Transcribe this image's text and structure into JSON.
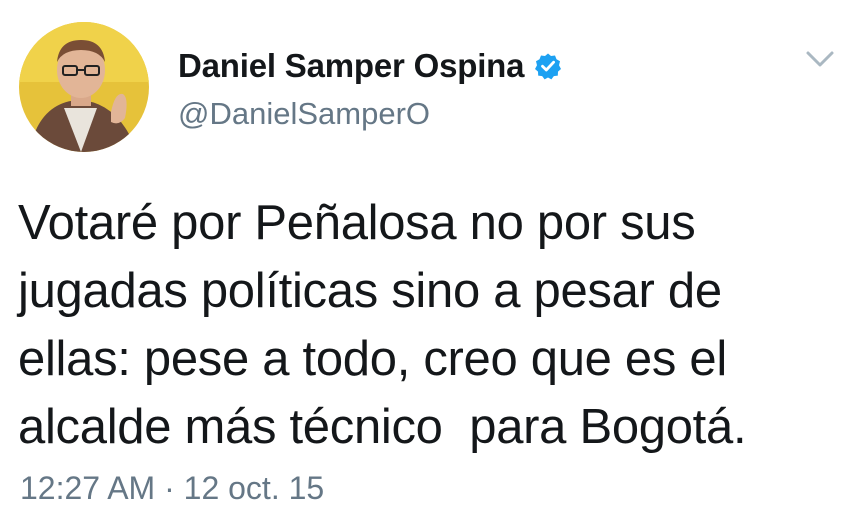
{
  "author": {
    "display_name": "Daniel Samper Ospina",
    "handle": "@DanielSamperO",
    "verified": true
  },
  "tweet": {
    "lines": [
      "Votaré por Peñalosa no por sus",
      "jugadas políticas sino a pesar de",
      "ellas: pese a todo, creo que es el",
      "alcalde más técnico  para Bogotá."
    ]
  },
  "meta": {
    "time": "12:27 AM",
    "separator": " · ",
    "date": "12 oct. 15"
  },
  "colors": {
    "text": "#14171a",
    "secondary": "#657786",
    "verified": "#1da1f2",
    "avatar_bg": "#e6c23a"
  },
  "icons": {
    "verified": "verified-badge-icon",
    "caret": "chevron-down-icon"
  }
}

------------------------

Your task
Quote all of the entries word for word, omitting any pictures.

Answer to this problem
Transcribe this image's text and structure into JSON.
{
  "author": {
    "display_name": "Daniel Samper Ospina",
    "handle": "@DanielSamperO",
    "verified": true
  },
  "tweet": {
    "lines": [
      "Votaré por Peñalosa no por sus",
      "jugadas políticas sino a pesar de",
      "ellas: pese a todo, creo que es el",
      "alcalde más técnico  para Bogotá."
    ]
  },
  "meta": {
    "time": "12:27 AM",
    "separator": " · ",
    "date": "12 oct. 15"
  },
  "colors": {
    "text": "#14171a",
    "secondary": "#657786",
    "verified": "#1da1f2",
    "avatar_bg": "#e6c23a"
  },
  "icons": {
    "verified": "verified-badge-icon",
    "caret": "chevron-down-icon"
  }
}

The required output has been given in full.